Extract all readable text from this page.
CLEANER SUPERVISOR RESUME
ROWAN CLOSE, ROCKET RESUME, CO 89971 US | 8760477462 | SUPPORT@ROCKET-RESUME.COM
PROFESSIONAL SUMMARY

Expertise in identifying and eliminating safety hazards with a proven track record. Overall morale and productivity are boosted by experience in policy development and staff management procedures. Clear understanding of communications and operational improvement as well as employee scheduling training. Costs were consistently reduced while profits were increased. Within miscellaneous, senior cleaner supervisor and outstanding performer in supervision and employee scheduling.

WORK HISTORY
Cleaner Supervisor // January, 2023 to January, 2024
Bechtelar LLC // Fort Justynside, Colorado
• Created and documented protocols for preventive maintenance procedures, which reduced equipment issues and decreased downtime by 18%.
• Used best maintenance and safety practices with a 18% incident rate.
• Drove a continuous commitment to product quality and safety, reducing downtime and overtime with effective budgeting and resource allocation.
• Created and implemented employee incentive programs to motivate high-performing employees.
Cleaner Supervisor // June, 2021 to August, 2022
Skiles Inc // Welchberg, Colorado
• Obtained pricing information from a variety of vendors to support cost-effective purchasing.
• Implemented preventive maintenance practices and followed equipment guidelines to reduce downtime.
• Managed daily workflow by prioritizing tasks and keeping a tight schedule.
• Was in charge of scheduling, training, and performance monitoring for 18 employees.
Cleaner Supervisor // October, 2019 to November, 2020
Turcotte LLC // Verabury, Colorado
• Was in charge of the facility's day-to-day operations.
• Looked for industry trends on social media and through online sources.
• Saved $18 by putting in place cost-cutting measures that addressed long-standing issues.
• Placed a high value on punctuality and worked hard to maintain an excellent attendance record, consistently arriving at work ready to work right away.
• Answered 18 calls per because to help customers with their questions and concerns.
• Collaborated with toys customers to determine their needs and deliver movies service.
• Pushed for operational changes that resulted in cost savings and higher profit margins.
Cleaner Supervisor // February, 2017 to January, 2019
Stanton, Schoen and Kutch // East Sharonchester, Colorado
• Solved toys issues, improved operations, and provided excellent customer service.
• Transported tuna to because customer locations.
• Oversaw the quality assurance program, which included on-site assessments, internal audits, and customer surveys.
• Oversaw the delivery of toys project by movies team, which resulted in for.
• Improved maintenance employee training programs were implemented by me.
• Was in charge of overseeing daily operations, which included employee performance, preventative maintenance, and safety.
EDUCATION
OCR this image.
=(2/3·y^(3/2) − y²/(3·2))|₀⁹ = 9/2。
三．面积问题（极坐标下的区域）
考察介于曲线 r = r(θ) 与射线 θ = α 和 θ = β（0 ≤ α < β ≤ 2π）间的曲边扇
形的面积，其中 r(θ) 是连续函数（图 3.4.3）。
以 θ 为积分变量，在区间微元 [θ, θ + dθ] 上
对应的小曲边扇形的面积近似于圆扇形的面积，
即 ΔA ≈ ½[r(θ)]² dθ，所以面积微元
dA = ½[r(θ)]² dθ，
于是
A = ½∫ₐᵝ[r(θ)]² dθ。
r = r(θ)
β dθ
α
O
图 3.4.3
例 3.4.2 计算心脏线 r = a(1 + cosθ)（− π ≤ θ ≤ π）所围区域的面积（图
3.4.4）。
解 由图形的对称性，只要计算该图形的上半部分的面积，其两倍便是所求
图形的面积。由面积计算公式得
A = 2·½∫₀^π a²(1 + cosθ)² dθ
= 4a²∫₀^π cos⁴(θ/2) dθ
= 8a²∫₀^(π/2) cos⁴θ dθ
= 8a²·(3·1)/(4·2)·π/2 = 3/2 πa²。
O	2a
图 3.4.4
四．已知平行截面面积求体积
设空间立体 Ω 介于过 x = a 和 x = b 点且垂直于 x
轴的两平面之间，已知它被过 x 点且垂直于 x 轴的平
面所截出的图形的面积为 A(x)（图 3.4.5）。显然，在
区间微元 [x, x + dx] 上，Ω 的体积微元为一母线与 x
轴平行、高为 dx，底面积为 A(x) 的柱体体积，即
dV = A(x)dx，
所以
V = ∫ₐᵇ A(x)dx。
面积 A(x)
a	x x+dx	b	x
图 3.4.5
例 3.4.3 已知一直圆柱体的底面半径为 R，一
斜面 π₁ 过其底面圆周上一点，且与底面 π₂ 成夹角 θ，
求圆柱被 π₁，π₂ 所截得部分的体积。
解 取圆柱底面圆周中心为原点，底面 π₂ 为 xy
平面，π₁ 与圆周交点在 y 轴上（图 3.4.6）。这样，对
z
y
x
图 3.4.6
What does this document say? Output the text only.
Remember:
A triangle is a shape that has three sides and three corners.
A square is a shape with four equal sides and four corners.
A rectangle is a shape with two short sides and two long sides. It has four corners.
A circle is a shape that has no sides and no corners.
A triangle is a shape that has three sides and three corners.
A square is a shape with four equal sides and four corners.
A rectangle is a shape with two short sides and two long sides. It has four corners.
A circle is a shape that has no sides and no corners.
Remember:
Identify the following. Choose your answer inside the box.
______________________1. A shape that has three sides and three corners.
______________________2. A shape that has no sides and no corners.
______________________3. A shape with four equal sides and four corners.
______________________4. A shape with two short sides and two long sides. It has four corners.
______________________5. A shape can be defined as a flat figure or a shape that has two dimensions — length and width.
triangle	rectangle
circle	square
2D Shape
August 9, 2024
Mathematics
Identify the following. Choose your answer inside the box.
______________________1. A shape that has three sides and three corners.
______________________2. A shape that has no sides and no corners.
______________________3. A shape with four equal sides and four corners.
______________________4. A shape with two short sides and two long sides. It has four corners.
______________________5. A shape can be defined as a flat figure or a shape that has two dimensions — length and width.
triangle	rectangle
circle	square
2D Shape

## What is being asked
Identify each line in the entries with the word "service" and copy it.

## Solution to this task
• Collaborated with toys customers to determine their needs and deliver movies service.
• Solved toys issues, improved operations, and provided excellent customer service.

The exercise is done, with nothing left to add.